_Listed records:_
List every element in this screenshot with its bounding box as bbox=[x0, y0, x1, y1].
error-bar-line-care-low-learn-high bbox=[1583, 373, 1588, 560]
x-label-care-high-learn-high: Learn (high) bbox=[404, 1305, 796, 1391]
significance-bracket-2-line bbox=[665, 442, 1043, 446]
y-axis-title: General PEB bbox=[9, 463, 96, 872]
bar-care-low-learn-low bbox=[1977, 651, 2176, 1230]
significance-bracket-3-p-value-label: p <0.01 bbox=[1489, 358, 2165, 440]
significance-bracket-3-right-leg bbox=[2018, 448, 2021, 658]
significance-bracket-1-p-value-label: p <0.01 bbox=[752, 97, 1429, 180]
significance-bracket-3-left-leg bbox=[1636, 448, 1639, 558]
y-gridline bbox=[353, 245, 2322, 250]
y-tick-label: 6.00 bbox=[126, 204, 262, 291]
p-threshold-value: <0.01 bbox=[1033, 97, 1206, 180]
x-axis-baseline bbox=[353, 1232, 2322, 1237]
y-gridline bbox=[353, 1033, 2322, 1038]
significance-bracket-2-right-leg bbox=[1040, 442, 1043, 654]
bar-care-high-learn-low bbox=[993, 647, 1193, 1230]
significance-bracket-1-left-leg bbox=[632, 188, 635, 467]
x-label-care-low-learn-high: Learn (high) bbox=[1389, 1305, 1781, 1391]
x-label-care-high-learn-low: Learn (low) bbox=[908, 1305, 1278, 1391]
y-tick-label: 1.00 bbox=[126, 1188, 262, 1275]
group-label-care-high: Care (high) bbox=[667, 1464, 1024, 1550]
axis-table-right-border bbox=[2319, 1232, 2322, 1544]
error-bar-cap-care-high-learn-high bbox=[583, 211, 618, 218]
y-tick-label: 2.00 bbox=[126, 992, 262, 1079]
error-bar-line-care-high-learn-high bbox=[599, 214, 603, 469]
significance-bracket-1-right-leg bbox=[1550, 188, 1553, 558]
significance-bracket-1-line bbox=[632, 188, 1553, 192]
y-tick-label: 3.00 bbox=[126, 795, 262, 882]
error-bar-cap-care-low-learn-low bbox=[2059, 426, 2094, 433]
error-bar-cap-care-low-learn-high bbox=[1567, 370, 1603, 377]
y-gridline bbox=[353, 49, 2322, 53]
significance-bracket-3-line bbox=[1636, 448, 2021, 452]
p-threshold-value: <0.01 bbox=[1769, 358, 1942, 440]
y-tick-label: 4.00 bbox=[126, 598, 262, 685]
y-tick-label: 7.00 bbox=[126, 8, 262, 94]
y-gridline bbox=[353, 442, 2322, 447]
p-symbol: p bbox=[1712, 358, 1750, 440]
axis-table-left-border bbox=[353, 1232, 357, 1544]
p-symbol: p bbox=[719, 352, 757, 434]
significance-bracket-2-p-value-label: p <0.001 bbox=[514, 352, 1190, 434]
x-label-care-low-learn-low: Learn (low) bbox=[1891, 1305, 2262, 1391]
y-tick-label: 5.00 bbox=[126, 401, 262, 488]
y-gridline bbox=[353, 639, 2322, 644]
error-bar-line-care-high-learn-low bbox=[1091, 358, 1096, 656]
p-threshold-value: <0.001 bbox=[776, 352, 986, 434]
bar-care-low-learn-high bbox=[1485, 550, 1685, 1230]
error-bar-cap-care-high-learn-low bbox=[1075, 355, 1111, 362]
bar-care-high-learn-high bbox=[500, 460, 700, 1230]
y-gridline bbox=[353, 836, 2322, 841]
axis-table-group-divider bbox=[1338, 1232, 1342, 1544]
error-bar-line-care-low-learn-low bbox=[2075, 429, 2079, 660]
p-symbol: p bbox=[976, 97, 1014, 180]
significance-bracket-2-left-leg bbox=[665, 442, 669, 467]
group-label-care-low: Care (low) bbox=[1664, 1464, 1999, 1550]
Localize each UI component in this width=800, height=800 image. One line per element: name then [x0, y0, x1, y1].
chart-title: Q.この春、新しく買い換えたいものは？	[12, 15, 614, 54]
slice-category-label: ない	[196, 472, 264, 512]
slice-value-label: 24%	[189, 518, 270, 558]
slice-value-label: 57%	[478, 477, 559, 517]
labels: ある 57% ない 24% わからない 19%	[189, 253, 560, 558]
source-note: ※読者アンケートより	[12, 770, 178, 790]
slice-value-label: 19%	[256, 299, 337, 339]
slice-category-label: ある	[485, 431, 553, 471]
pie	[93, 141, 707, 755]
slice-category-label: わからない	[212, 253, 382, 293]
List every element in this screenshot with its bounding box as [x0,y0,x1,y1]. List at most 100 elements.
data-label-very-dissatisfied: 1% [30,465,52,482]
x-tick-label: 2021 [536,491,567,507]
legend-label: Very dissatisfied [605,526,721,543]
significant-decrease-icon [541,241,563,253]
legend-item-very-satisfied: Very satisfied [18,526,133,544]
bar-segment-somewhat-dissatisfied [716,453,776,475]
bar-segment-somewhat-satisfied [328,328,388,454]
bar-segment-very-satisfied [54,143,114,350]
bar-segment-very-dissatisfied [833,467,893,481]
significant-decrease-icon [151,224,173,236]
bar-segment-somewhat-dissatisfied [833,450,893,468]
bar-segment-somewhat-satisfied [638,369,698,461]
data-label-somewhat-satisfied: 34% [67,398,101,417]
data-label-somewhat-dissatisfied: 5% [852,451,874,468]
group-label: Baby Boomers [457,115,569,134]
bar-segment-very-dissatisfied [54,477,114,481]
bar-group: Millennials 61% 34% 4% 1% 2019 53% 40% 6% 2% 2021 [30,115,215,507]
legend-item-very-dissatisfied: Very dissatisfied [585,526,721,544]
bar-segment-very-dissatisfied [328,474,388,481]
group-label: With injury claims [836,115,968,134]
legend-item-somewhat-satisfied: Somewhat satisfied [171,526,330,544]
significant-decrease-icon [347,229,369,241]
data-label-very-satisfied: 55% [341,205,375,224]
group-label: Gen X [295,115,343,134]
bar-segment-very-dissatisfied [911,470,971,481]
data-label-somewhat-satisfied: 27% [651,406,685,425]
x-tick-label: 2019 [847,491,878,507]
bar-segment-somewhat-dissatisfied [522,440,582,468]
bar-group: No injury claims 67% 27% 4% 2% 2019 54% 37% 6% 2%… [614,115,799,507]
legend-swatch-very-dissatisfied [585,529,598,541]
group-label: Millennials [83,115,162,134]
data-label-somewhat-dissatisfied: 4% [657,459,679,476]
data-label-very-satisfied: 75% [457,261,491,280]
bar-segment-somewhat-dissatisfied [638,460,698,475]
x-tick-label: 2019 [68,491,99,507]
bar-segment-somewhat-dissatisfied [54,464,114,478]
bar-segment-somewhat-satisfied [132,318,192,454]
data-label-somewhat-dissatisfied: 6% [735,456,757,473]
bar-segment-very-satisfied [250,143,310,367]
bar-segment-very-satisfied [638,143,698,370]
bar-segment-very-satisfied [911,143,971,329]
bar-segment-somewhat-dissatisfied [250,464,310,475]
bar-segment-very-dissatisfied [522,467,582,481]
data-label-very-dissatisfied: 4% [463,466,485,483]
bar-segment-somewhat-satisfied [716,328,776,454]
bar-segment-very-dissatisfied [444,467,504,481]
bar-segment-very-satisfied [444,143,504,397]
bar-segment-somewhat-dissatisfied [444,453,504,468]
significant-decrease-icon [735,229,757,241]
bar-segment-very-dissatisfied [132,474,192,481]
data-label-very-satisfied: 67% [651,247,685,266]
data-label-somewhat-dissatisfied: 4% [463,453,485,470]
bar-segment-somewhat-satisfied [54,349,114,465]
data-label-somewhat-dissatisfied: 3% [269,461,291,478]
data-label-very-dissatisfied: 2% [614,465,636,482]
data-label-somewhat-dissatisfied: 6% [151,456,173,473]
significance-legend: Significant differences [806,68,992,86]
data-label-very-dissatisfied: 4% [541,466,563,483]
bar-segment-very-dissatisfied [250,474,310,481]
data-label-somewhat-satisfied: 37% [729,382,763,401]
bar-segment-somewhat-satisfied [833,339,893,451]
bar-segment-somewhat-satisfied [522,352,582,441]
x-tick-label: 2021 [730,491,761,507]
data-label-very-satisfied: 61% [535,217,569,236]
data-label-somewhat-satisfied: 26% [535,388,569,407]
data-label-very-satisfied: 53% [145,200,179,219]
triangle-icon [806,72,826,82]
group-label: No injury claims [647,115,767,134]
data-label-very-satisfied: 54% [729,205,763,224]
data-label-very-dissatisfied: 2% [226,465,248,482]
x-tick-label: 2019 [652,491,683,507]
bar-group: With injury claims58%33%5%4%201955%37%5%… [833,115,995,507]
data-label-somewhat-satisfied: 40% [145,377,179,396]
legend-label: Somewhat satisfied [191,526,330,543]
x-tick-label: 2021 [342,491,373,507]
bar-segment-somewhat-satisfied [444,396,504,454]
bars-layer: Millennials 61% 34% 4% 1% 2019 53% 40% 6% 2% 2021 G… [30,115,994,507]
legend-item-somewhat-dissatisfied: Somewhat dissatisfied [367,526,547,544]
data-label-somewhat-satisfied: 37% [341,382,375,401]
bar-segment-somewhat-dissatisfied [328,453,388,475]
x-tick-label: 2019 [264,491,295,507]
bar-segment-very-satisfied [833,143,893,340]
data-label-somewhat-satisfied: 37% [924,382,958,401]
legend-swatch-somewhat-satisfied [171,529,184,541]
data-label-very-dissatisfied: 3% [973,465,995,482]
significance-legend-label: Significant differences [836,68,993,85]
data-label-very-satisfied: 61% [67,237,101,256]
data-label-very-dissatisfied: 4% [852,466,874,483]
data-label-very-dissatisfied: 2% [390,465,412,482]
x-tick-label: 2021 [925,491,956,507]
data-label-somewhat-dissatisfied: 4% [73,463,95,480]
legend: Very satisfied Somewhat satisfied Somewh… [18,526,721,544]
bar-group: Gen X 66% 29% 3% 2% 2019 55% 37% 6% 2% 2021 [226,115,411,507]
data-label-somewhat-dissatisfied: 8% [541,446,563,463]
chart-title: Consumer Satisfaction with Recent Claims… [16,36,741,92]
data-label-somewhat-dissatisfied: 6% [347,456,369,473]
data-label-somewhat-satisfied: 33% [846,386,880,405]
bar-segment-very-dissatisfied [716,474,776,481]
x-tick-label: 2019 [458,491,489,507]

_Problem to solve:_
Print everything from the start of the material down to the line containing "error-bar-cap-care-high-learn-high bbox=[583, 211, 618, 218]", including that line, with each line copied exactly as it appears.

_Right answer:_
List every element in this screenshot with its bounding box as bbox=[x0, y0, x1, y1].
error-bar-line-care-low-learn-high bbox=[1583, 373, 1588, 560]
x-label-care-high-learn-high: Learn (high) bbox=[404, 1305, 796, 1391]
significance-bracket-2-line bbox=[665, 442, 1043, 446]
y-axis-title: General PEB bbox=[9, 463, 96, 872]
bar-care-low-learn-low bbox=[1977, 651, 2176, 1230]
significance-bracket-3-p-value-label: p <0.01 bbox=[1489, 358, 2165, 440]
significance-bracket-3-right-leg bbox=[2018, 448, 2021, 658]
significance-bracket-1-p-value-label: p <0.01 bbox=[752, 97, 1429, 180]
significance-bracket-3-left-leg bbox=[1636, 448, 1639, 558]
y-gridline bbox=[353, 245, 2322, 250]
y-tick-label: 6.00 bbox=[126, 204, 262, 291]
p-threshold-value: <0.01 bbox=[1033, 97, 1206, 180]
x-axis-baseline bbox=[353, 1232, 2322, 1237]
y-gridline bbox=[353, 1033, 2322, 1038]
significance-bracket-2-right-leg bbox=[1040, 442, 1043, 654]
bar-care-high-learn-low bbox=[993, 647, 1193, 1230]
significance-bracket-1-left-leg bbox=[632, 188, 635, 467]
x-label-care-low-learn-high: Learn (high) bbox=[1389, 1305, 1781, 1391]
x-label-care-high-learn-low: Learn (low) bbox=[908, 1305, 1278, 1391]
y-tick-label: 1.00 bbox=[126, 1188, 262, 1275]
group-label-care-high: Care (high) bbox=[667, 1464, 1024, 1550]
axis-table-right-border bbox=[2319, 1232, 2322, 1544]
error-bar-cap-care-high-learn-high bbox=[583, 211, 618, 218]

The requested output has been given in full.